### Problem to solve
Rewrite the records below, swapping each "volume-bar" for "volume-column" and leaving everything else as it is.
---+---
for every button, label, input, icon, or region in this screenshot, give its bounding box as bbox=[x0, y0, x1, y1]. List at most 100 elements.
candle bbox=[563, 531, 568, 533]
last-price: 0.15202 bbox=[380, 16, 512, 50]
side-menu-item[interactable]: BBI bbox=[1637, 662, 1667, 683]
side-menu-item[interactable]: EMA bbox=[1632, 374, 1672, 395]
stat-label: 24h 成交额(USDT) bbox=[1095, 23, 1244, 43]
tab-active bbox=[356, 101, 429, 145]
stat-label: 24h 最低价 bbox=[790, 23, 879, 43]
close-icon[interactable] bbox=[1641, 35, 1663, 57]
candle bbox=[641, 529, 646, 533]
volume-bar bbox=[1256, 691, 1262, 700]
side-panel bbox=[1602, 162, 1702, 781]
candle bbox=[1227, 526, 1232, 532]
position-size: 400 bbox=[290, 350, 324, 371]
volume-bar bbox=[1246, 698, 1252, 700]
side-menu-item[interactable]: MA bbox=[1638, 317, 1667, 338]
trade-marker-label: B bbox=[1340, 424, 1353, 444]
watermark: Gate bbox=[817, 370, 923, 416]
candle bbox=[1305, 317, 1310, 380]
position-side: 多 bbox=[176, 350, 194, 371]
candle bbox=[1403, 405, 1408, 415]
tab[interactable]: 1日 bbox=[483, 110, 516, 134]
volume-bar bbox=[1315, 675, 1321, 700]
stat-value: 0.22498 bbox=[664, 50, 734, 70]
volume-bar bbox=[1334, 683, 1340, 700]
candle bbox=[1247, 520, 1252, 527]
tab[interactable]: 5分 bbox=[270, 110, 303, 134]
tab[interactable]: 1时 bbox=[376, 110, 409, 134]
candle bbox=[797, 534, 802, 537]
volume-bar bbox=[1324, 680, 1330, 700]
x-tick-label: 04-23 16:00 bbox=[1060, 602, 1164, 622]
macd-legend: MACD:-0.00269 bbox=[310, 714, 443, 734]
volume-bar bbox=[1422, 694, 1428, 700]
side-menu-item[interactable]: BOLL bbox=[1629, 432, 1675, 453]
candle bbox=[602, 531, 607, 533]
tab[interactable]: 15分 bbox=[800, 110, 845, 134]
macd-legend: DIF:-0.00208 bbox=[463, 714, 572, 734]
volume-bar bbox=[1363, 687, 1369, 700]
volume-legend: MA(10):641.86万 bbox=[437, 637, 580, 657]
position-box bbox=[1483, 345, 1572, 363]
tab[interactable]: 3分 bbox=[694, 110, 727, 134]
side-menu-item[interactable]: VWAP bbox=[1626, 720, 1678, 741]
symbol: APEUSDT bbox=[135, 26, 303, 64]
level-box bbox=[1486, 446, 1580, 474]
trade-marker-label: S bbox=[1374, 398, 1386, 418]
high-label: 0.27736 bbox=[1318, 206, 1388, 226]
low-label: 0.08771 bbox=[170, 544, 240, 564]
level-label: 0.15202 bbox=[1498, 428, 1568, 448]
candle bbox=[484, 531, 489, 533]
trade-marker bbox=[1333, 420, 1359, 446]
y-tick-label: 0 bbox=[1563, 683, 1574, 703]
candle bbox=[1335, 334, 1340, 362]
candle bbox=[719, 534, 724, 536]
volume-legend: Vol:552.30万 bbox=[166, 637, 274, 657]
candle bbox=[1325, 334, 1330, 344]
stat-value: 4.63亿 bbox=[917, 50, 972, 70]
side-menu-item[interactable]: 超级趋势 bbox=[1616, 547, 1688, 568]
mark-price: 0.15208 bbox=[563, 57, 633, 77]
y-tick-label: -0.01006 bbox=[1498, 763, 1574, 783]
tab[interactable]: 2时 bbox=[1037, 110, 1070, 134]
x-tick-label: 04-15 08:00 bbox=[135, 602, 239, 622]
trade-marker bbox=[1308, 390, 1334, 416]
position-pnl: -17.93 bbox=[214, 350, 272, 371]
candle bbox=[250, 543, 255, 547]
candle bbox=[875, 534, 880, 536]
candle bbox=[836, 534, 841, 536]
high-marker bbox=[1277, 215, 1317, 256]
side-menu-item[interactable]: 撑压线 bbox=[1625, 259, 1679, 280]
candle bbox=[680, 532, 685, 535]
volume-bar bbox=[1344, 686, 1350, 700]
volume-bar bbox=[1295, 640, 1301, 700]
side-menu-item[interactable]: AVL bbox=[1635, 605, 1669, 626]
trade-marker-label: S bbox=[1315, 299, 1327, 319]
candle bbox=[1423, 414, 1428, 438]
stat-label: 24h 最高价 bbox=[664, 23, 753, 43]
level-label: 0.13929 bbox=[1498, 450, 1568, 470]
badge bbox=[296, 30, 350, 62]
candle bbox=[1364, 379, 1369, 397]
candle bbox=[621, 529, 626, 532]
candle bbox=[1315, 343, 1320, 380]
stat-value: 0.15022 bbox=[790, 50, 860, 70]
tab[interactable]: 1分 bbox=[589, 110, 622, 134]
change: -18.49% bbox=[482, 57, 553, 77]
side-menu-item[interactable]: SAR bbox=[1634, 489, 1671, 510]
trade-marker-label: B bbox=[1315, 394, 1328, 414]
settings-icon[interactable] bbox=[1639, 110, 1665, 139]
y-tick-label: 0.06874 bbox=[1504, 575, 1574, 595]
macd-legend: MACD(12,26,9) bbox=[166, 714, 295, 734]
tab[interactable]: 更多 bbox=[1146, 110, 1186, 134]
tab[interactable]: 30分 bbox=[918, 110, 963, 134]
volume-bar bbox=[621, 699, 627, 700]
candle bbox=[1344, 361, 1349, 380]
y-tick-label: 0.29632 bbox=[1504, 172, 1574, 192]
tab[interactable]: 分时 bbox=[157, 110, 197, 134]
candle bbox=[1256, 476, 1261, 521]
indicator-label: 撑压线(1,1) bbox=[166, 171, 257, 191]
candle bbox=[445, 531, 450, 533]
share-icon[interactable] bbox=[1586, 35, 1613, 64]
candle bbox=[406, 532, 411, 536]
---+---
### Task result
for every button, label, input, icon, or region in this screenshot, give its bounding box as bbox=[x0, y0, x1, y1]. List at most 100 elements.
candle bbox=[563, 531, 568, 533]
last-price: 0.15202 bbox=[380, 16, 512, 50]
side-menu-item[interactable]: BBI bbox=[1637, 662, 1667, 683]
side-menu-item[interactable]: EMA bbox=[1632, 374, 1672, 395]
stat-label: 24h 成交额(USDT) bbox=[1095, 23, 1244, 43]
tab-active bbox=[356, 101, 429, 145]
stat-label: 24h 最低价 bbox=[790, 23, 879, 43]
close-icon[interactable] bbox=[1641, 35, 1663, 57]
candle bbox=[641, 529, 646, 533]
volume-column bbox=[1256, 691, 1262, 700]
side-panel bbox=[1602, 162, 1702, 781]
candle bbox=[1227, 526, 1232, 532]
position-size: 400 bbox=[290, 350, 324, 371]
volume-column bbox=[1246, 698, 1252, 700]
side-menu-item[interactable]: MA bbox=[1638, 317, 1667, 338]
trade-marker-label: B bbox=[1340, 424, 1353, 444]
watermark: Gate bbox=[817, 370, 923, 416]
candle bbox=[1305, 317, 1310, 380]
position-side: 多 bbox=[176, 350, 194, 371]
candle bbox=[1403, 405, 1408, 415]
tab[interactable]: 1日 bbox=[483, 110, 516, 134]
volume-column bbox=[1315, 675, 1321, 700]
stat-value: 0.22498 bbox=[664, 50, 734, 70]
volume-column bbox=[1334, 683, 1340, 700]
candle bbox=[1247, 520, 1252, 527]
tab[interactable]: 5分 bbox=[270, 110, 303, 134]
tab[interactable]: 1时 bbox=[376, 110, 409, 134]
candle bbox=[797, 534, 802, 537]
volume-column bbox=[1324, 680, 1330, 700]
x-tick-label: 04-23 16:00 bbox=[1060, 602, 1164, 622]
macd-legend: MACD:-0.00269 bbox=[310, 714, 443, 734]
volume-column bbox=[1422, 694, 1428, 700]
side-menu-item[interactable]: BOLL bbox=[1629, 432, 1675, 453]
candle bbox=[602, 531, 607, 533]
tab[interactable]: 15分 bbox=[800, 110, 845, 134]
macd-legend: DIF:-0.00208 bbox=[463, 714, 572, 734]
volume-column bbox=[1363, 687, 1369, 700]
volume-legend: MA(10):641.86万 bbox=[437, 637, 580, 657]
position-box bbox=[1483, 345, 1572, 363]
tab[interactable]: 3分 bbox=[694, 110, 727, 134]
side-menu-item[interactable]: VWAP bbox=[1626, 720, 1678, 741]
symbol: APEUSDT bbox=[135, 26, 303, 64]
level-box bbox=[1486, 446, 1580, 474]
trade-marker-label: S bbox=[1374, 398, 1386, 418]
high-label: 0.27736 bbox=[1318, 206, 1388, 226]
low-label: 0.08771 bbox=[170, 544, 240, 564]
level-label: 0.15202 bbox=[1498, 428, 1568, 448]
candle bbox=[484, 531, 489, 533]
trade-marker bbox=[1333, 420, 1359, 446]
y-tick-label: 0 bbox=[1563, 683, 1574, 703]
candle bbox=[1335, 334, 1340, 362]
candle bbox=[719, 534, 724, 536]
volume-legend: Vol:552.30万 bbox=[166, 637, 274, 657]
candle bbox=[1325, 334, 1330, 344]
stat-value: 4.63亿 bbox=[917, 50, 972, 70]
side-menu-item[interactable]: 超级趋势 bbox=[1616, 547, 1688, 568]
mark-price: 0.15208 bbox=[563, 57, 633, 77]
y-tick-label: -0.01006 bbox=[1498, 763, 1574, 783]
tab[interactable]: 2时 bbox=[1037, 110, 1070, 134]
x-tick-label: 04-15 08:00 bbox=[135, 602, 239, 622]
trade-marker bbox=[1308, 390, 1334, 416]
position-pnl: -17.93 bbox=[214, 350, 272, 371]
candle bbox=[250, 543, 255, 547]
candle bbox=[875, 534, 880, 536]
candle bbox=[836, 534, 841, 536]
high-marker bbox=[1277, 215, 1317, 256]
side-menu-item[interactable]: 撑压线 bbox=[1625, 259, 1679, 280]
candle bbox=[680, 532, 685, 535]
volume-column bbox=[1344, 686, 1350, 700]
volume-column bbox=[1295, 640, 1301, 700]
side-menu-item[interactable]: AVL bbox=[1635, 605, 1669, 626]
trade-marker-label: S bbox=[1315, 299, 1327, 319]
candle bbox=[1423, 414, 1428, 438]
stat-label: 24h 最高价 bbox=[664, 23, 753, 43]
level-label: 0.13929 bbox=[1498, 450, 1568, 470]
badge bbox=[296, 30, 350, 62]
candle bbox=[1364, 379, 1369, 397]
candle bbox=[621, 529, 626, 532]
candle bbox=[1315, 343, 1320, 380]
stat-value: 0.15022 bbox=[790, 50, 860, 70]
tab[interactable]: 1分 bbox=[589, 110, 622, 134]
change: -18.49% bbox=[482, 57, 553, 77]
side-menu-item[interactable]: SAR bbox=[1634, 489, 1671, 510]
trade-marker-label: B bbox=[1315, 394, 1328, 414]
settings-icon[interactable] bbox=[1639, 110, 1665, 139]
y-tick-label: 0.06874 bbox=[1504, 575, 1574, 595]
macd-legend: MACD(12,26,9) bbox=[166, 714, 295, 734]
tab[interactable]: 更多 bbox=[1146, 110, 1186, 134]
tab[interactable]: 30分 bbox=[918, 110, 963, 134]
volume-column bbox=[621, 699, 627, 700]
candle bbox=[1344, 361, 1349, 380]
y-tick-label: 0.29632 bbox=[1504, 172, 1574, 192]
tab[interactable]: 分时 bbox=[157, 110, 197, 134]
candle bbox=[1256, 476, 1261, 521]
indicator-label: 撑压线(1,1) bbox=[166, 171, 257, 191]
candle bbox=[445, 531, 450, 533]
share-icon[interactable] bbox=[1586, 35, 1613, 64]
candle bbox=[406, 532, 411, 536]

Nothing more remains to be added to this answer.